§ **Task prompt**
Drop all images and give the records again exactly.

§ **Material provided**
__________________________________________________
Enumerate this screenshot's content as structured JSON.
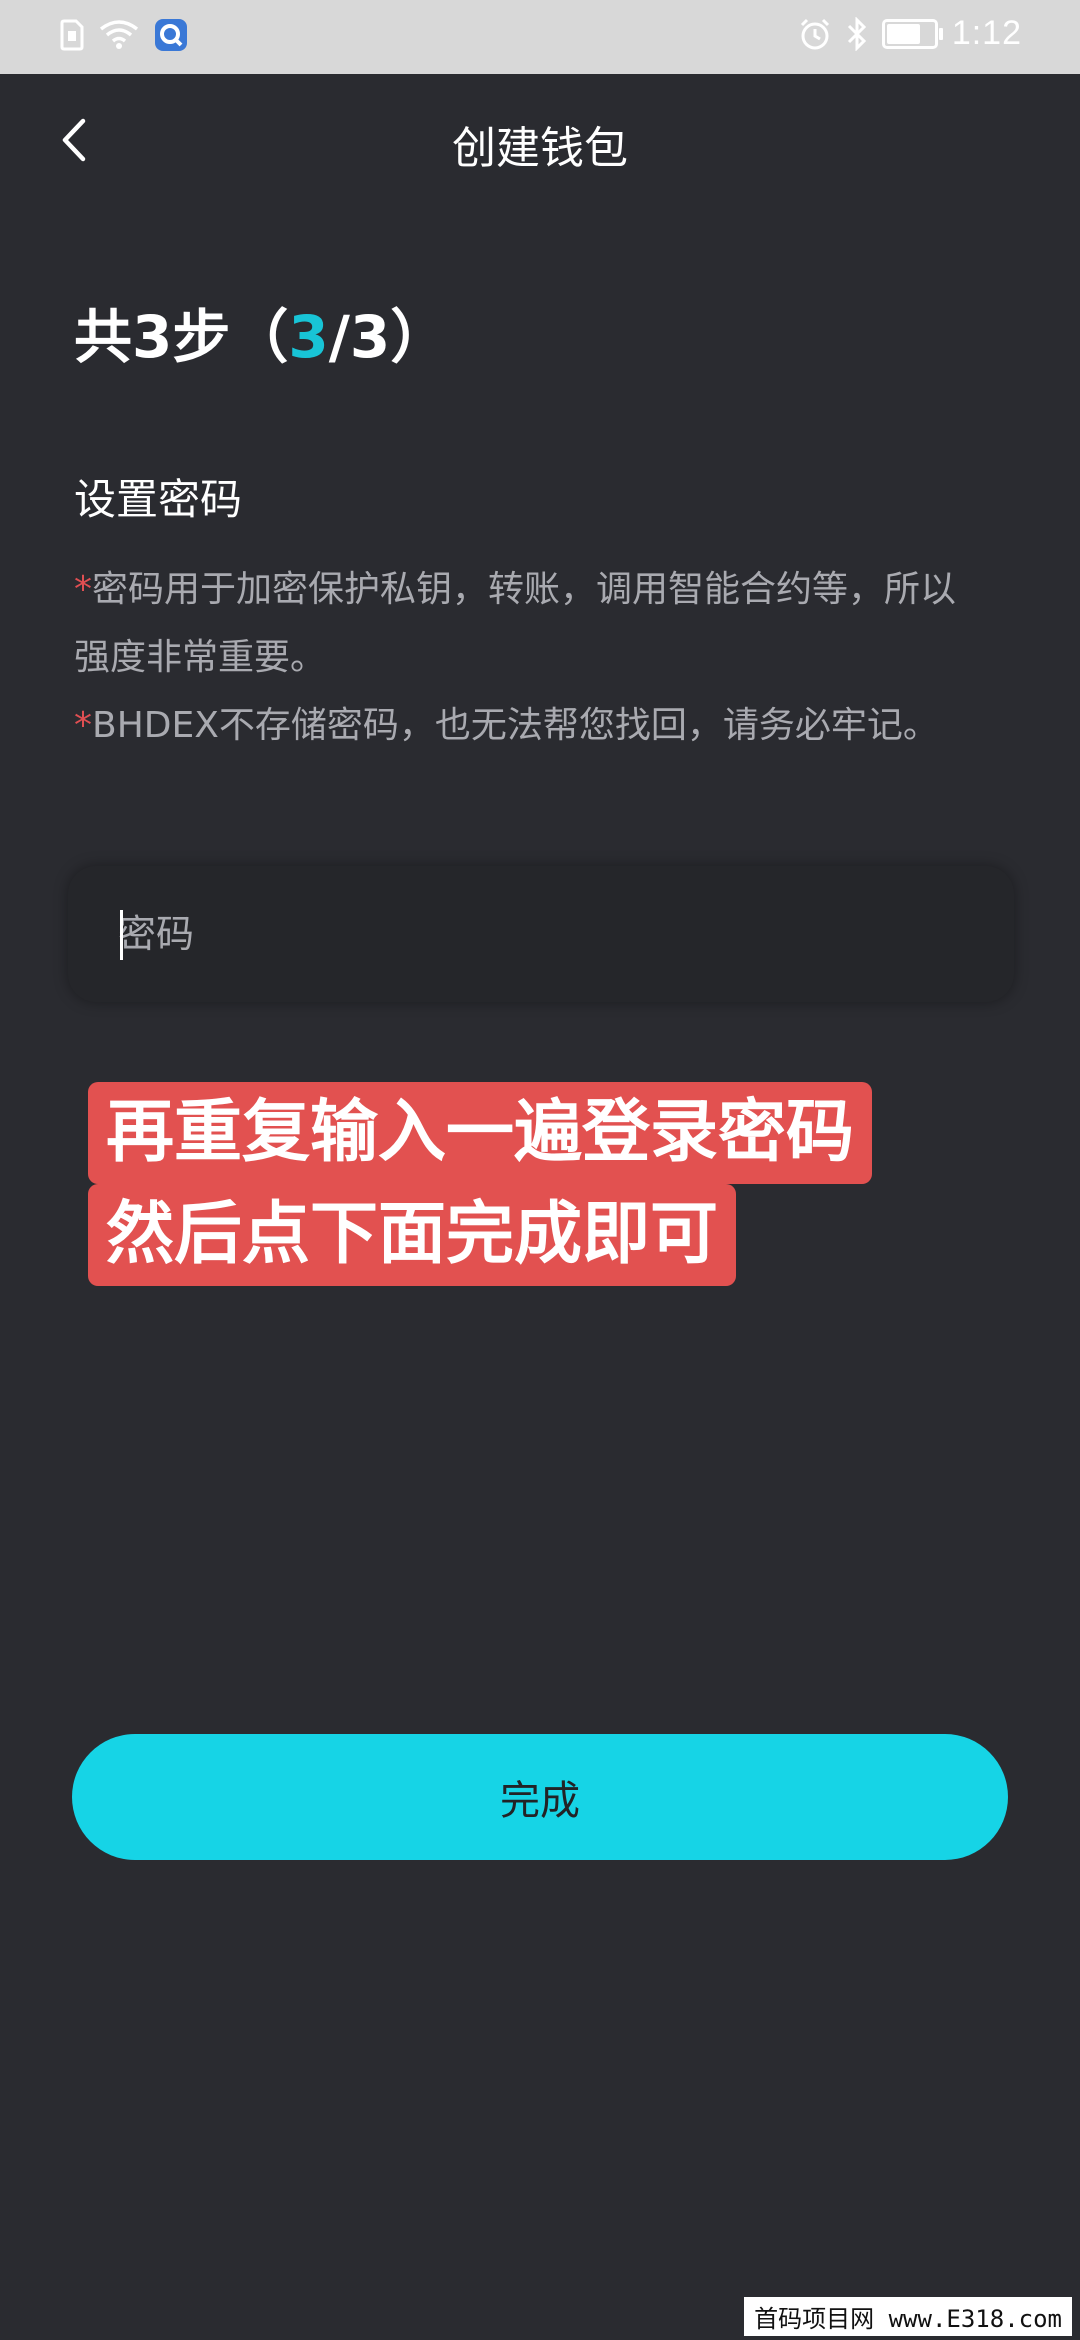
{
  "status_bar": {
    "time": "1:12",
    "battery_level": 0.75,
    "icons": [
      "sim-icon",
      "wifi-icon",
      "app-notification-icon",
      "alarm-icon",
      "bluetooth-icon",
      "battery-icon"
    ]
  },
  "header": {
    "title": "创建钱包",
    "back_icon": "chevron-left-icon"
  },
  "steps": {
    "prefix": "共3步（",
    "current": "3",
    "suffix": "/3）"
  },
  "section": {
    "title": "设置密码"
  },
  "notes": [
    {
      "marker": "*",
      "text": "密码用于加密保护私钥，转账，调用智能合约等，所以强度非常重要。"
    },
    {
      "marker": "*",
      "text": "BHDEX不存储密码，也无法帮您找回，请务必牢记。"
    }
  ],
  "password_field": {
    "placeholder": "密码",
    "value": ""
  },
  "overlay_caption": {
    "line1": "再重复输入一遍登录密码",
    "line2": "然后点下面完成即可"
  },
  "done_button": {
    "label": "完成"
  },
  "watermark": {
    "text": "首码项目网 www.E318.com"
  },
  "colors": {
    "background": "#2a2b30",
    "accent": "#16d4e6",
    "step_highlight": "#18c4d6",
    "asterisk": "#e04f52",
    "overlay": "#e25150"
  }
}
__________________________________________________
§ **Solution to the problem**
Enumerate this screenshot's content as structured JSON.
{
  "status_bar": {
    "time": "1:12",
    "battery_level": 0.75,
    "icons": [
      "sim-icon",
      "wifi-icon",
      "app-notification-icon",
      "alarm-icon",
      "bluetooth-icon",
      "battery-icon"
    ]
  },
  "header": {
    "title": "创建钱包",
    "back_icon": "chevron-left-icon"
  },
  "steps": {
    "prefix": "共3步（",
    "current": "3",
    "suffix": "/3）"
  },
  "section": {
    "title": "设置密码"
  },
  "notes": [
    {
      "marker": "*",
      "text": "密码用于加密保护私钥，转账，调用智能合约等，所以强度非常重要。"
    },
    {
      "marker": "*",
      "text": "BHDEX不存储密码，也无法帮您找回，请务必牢记。"
    }
  ],
  "password_field": {
    "placeholder": "密码",
    "value": ""
  },
  "overlay_caption": {
    "line1": "再重复输入一遍登录密码",
    "line2": "然后点下面完成即可"
  },
  "done_button": {
    "label": "完成"
  },
  "watermark": {
    "text": "首码项目网 www.E318.com"
  },
  "colors": {
    "background": "#2a2b30",
    "accent": "#16d4e6",
    "step_highlight": "#18c4d6",
    "asterisk": "#e04f52",
    "overlay": "#e25150"
  }
}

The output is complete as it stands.